*Aim*:
Scan the lines below for the string "BigCommerce" and copy every one that has it.

*The records*:

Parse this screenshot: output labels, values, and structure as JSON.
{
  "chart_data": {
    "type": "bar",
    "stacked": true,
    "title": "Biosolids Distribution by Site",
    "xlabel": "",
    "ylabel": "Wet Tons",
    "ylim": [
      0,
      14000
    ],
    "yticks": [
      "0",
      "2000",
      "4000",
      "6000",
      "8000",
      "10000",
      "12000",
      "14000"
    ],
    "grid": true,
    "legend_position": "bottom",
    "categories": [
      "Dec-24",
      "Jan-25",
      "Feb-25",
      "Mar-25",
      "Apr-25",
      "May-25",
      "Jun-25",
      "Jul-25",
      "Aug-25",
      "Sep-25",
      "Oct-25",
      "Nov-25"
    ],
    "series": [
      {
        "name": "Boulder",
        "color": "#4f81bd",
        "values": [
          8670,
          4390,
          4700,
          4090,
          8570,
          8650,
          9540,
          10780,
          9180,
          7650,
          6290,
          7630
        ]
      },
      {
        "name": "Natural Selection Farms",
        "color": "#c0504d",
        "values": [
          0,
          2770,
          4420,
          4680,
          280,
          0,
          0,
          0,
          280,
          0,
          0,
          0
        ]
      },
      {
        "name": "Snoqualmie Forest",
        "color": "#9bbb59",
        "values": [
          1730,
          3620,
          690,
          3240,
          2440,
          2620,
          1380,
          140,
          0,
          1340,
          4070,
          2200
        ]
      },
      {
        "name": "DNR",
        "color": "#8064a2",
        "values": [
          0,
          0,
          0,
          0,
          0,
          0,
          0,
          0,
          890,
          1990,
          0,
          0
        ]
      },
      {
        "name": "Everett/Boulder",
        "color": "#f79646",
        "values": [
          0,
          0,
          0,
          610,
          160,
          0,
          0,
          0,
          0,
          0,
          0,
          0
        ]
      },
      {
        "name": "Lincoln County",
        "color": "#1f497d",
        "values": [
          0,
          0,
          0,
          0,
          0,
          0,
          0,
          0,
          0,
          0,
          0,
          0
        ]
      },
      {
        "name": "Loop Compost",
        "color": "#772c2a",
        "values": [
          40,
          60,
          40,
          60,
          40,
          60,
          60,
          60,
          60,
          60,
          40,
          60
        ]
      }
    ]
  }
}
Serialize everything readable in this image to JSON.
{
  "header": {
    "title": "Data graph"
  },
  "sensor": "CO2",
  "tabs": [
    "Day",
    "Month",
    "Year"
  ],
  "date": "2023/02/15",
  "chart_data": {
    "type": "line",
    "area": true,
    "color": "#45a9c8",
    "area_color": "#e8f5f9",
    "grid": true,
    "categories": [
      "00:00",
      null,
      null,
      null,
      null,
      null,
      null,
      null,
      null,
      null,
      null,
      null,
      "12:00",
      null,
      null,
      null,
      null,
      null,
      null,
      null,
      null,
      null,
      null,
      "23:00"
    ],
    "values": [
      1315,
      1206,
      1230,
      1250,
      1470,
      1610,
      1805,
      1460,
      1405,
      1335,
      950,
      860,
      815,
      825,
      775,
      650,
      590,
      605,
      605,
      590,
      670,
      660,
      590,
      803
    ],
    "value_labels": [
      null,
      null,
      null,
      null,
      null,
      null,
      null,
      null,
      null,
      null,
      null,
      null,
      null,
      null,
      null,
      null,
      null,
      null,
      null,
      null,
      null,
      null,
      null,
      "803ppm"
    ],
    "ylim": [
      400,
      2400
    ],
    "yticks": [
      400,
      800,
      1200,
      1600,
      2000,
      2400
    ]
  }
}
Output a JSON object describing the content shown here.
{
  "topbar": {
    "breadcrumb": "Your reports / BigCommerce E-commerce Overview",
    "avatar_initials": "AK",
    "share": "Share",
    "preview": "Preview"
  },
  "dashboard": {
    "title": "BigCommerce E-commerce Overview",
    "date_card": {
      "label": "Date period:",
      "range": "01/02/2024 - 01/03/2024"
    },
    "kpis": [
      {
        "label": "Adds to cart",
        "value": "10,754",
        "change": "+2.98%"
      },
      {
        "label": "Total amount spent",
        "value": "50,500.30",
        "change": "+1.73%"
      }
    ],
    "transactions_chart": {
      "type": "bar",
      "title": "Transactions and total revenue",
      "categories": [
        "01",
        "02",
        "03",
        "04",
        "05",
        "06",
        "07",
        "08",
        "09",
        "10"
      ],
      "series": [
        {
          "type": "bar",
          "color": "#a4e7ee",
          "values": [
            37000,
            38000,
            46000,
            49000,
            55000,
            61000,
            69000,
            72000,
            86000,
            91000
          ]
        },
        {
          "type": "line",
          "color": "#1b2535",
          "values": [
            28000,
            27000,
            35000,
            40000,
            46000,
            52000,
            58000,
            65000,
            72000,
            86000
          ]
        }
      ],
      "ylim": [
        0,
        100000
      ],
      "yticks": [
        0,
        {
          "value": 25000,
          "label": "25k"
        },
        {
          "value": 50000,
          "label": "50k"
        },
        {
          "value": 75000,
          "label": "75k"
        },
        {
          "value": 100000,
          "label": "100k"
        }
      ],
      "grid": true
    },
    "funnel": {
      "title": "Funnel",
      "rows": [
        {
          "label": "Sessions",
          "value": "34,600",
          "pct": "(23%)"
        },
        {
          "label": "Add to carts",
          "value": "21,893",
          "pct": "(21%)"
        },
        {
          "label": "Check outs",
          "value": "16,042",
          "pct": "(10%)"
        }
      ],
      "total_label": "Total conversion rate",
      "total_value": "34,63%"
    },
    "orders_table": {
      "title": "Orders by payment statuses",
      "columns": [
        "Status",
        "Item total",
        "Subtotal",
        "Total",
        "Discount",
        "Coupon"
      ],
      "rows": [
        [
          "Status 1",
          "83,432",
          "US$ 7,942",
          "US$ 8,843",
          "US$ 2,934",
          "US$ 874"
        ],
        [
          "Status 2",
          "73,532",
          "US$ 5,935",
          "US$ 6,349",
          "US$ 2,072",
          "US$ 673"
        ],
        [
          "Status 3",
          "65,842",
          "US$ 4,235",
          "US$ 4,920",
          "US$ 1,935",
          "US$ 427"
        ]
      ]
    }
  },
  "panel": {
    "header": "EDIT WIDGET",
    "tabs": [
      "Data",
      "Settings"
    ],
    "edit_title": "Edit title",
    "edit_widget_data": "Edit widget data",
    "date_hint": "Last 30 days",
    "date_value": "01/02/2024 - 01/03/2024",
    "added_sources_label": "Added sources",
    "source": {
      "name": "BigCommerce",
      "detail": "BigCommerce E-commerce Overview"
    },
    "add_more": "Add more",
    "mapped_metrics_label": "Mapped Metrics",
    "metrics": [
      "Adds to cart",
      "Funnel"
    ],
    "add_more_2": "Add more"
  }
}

*Solution*:
    "breadcrumb": "Your reports / BigCommerce E-commerce Overview",
    "title": "BigCommerce E-commerce Overview",
      "name": "BigCommerce",
      "detail": "BigCommerce E-commerce Overview"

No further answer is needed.